--- start Record extracts ---

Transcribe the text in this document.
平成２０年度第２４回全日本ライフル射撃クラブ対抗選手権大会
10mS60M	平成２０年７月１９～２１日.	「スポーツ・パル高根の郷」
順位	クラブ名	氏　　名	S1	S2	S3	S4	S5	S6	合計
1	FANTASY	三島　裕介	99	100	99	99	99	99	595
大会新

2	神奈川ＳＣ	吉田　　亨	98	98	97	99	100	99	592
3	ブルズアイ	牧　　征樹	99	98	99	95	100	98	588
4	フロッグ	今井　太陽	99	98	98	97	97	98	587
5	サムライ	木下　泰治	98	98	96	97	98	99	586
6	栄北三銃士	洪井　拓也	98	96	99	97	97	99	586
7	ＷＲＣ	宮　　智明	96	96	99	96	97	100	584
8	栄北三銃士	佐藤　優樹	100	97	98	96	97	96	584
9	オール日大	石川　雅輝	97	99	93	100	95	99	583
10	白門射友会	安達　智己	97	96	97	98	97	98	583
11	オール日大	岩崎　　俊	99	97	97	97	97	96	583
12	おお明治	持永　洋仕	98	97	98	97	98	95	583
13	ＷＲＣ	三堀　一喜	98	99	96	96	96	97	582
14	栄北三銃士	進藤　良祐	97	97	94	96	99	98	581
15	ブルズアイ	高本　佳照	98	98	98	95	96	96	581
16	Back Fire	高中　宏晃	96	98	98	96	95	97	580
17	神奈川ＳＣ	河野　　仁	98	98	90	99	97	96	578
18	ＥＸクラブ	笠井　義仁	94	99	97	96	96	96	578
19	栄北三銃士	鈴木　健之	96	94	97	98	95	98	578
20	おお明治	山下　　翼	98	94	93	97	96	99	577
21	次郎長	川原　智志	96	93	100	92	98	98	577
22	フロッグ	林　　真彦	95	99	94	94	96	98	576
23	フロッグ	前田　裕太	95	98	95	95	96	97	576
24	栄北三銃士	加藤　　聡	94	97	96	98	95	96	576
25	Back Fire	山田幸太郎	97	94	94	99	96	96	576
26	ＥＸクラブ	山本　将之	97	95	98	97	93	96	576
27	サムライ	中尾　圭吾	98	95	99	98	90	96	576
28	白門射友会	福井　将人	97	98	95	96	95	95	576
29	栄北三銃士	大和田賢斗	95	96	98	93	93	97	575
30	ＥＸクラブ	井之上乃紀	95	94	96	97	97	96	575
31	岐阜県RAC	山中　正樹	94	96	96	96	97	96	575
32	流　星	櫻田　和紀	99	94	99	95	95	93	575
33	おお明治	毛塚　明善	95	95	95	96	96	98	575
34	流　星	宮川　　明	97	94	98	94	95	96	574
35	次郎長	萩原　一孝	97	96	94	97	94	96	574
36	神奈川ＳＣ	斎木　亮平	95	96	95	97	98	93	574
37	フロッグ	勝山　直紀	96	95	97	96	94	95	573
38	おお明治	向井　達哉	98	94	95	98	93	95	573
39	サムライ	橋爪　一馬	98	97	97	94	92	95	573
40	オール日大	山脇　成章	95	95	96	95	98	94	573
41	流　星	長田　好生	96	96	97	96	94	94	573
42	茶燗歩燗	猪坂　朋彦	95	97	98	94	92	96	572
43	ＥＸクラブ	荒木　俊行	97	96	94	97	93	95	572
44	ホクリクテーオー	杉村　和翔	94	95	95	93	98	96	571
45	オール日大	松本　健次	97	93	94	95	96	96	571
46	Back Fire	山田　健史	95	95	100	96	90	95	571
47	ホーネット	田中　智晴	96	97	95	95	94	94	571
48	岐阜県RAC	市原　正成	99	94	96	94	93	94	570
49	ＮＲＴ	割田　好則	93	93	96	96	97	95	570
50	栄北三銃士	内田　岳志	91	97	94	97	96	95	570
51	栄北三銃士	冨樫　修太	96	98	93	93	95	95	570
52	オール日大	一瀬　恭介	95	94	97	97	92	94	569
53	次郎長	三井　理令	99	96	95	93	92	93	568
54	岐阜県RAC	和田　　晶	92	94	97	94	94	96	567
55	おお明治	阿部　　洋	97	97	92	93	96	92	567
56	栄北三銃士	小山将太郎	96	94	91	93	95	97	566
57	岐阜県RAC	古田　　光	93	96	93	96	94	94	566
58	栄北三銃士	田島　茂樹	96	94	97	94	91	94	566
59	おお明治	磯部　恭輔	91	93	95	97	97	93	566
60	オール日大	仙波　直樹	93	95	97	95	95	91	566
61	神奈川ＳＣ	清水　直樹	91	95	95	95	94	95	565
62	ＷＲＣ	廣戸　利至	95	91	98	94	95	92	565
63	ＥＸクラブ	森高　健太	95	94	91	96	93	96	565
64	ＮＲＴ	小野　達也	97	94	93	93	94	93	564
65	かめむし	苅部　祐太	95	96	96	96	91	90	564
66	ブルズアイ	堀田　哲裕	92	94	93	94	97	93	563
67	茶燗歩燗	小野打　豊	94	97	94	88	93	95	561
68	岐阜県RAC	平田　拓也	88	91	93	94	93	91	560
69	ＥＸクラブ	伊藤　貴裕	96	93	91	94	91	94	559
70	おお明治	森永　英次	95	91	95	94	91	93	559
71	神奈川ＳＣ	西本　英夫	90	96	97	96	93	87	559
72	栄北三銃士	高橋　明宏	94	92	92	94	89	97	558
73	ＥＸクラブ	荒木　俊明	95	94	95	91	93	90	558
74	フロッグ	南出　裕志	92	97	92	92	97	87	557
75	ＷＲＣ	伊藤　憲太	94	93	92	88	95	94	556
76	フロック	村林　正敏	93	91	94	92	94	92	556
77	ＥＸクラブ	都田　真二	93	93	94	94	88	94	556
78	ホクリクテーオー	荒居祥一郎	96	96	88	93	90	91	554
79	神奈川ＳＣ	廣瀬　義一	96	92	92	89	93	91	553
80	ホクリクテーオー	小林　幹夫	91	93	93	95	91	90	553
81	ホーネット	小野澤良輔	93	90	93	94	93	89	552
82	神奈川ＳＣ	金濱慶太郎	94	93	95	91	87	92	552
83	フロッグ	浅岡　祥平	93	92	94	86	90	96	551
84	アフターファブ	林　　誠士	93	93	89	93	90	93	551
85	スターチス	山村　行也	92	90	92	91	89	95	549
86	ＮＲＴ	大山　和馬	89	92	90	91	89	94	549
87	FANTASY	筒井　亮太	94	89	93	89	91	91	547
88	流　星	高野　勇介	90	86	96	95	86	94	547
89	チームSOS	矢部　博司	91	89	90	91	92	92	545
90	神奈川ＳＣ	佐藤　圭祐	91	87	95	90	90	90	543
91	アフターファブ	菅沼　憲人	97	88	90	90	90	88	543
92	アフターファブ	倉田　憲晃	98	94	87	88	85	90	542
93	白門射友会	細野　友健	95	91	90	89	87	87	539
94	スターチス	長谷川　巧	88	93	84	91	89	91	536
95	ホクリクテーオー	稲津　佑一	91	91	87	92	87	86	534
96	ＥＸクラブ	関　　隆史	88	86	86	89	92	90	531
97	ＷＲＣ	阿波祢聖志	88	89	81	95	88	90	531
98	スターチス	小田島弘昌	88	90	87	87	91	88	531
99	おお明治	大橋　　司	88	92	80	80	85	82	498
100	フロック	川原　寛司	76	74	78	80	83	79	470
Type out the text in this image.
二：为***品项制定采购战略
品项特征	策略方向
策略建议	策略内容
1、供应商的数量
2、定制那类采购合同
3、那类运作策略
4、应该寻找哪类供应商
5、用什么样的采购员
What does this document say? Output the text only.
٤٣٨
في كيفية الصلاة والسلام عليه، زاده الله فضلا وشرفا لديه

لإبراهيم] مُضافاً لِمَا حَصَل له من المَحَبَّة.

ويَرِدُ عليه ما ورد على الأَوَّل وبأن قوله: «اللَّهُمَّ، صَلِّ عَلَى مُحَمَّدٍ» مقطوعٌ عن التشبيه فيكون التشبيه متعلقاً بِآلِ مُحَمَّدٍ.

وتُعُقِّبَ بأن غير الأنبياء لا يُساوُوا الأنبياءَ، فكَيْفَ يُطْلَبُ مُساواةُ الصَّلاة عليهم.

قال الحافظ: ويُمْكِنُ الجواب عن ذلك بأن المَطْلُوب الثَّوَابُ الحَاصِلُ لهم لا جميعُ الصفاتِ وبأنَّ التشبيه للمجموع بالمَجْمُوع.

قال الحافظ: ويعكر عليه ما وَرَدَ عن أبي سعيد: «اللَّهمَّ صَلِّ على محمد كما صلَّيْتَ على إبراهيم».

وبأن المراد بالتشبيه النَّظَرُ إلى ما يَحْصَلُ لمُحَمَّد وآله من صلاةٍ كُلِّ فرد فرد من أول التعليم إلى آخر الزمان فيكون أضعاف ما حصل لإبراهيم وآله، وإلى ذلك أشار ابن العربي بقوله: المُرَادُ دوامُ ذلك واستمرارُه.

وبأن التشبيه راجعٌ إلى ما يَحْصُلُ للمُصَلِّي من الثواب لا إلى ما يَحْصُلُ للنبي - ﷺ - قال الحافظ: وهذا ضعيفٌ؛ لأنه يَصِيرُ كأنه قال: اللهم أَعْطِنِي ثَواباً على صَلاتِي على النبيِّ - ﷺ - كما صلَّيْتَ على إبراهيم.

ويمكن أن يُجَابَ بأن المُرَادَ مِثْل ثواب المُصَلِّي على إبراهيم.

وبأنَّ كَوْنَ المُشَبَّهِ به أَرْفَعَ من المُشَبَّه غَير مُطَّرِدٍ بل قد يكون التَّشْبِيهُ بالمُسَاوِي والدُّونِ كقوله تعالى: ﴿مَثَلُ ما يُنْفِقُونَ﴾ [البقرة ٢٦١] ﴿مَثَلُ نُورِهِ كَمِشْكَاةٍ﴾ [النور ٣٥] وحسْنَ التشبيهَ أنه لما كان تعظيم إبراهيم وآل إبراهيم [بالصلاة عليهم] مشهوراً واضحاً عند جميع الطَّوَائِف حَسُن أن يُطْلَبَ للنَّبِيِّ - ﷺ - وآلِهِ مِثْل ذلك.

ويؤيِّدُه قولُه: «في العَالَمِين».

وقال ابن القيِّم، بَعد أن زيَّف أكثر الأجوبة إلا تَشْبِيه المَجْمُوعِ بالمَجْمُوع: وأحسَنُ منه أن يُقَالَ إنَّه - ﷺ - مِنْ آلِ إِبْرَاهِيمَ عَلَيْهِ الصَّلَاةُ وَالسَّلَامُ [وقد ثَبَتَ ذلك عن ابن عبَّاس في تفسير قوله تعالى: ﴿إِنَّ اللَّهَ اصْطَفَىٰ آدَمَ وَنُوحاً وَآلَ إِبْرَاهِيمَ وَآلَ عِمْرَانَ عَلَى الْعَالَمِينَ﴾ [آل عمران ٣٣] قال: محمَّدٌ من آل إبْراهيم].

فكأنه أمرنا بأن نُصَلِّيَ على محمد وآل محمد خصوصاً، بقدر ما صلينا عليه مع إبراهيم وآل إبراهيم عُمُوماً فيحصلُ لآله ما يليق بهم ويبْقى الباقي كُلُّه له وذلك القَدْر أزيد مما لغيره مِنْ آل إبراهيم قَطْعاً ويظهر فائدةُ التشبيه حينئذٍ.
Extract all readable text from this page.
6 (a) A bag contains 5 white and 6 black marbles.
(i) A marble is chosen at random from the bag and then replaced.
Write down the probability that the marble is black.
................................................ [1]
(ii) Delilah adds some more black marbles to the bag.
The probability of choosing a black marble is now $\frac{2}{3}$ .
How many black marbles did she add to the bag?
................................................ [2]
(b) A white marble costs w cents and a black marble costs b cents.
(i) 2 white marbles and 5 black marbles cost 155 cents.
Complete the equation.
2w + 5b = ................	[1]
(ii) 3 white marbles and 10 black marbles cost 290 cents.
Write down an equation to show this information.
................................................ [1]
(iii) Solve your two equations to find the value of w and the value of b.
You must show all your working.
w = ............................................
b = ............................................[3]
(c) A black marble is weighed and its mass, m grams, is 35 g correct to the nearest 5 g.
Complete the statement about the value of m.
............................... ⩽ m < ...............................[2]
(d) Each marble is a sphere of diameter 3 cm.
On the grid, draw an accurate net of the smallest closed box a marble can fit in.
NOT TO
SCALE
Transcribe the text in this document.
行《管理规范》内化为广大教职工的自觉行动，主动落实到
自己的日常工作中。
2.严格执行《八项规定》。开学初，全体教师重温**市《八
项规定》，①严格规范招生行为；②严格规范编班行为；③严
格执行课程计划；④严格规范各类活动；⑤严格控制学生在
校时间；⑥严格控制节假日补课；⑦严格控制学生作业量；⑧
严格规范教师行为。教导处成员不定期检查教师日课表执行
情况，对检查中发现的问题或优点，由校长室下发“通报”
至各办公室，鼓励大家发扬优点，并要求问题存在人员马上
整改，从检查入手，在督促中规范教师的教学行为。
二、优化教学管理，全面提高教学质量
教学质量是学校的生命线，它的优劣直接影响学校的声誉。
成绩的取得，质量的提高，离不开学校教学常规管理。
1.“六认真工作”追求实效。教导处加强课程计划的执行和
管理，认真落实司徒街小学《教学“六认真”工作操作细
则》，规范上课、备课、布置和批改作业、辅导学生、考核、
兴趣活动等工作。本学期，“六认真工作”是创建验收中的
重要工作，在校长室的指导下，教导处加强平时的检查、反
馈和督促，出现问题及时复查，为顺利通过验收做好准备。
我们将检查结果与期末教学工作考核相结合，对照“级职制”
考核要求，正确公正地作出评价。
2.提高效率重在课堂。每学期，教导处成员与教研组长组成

--- end Record extracts ---

Exercise instructions - Copy each line from the data above that includes "وبأن".

Correct response -
ويَرِدُ عليه ما ورد على الأَوَّل وبأن قوله: «اللَّهُمَّ، صَلِّ عَلَى مُحَمَّدٍ» مقطوعٌ عن التشبيه فيكون التشبيه متعلقاً بِآلِ مُحَمَّدٍ.
قال الحافظ: ويُمْكِنُ الجواب عن ذلك بأن المَطْلُوب الثَّوَابُ الحَاصِلُ لهم لا جميعُ الصفاتِ وبأنَّ التشبيه للمجموع بالمَجْمُوع.
وبأن المراد بالتشبيه النَّظَرُ إلى ما يَحْصَلُ لمُحَمَّد وآله من صلاةٍ كُلِّ فرد فرد من أول التعليم إلى آخر الزمان فيكون أضعاف ما حصل لإبراهيم وآله، وإلى ذلك أشار ابن العربي بقوله: المُرَادُ دوامُ ذلك واستمرارُه.
وبأن التشبيه راجعٌ إلى ما يَحْصُلُ للمُصَلِّي من الثواب لا إلى ما يَحْصُلُ للنبي - ﷺ - قال الحافظ: وهذا ضعيفٌ؛ لأنه يَصِيرُ كأنه قال: اللهم أَعْطِنِي ثَواباً على صَلاتِي على النبيِّ - ﷺ - كما صلَّيْتَ على إبراهيم.
وبأنَّ كَوْنَ المُشَبَّهِ به أَرْفَعَ من المُشَبَّه غَير مُطَّرِدٍ بل قد يكون التَّشْبِيهُ بالمُسَاوِي والدُّونِ كقوله تعالى: ﴿مَثَلُ ما يُنْفِقُونَ﴾ [البقرة ٢٦١] ﴿مَثَلُ نُورِهِ كَمِشْكَاةٍ﴾ [النور ٣٥] وحسْنَ التشبيهَ أنه لما كان تعظيم إبراهيم وآل إبراهيم [بالصلاة عليهم] مشهوراً واضحاً عند جميع الطَّوَائِف حَسُن أن يُطْلَبَ للنَّبِيِّ - ﷺ - وآلِهِ مِثْل ذلك.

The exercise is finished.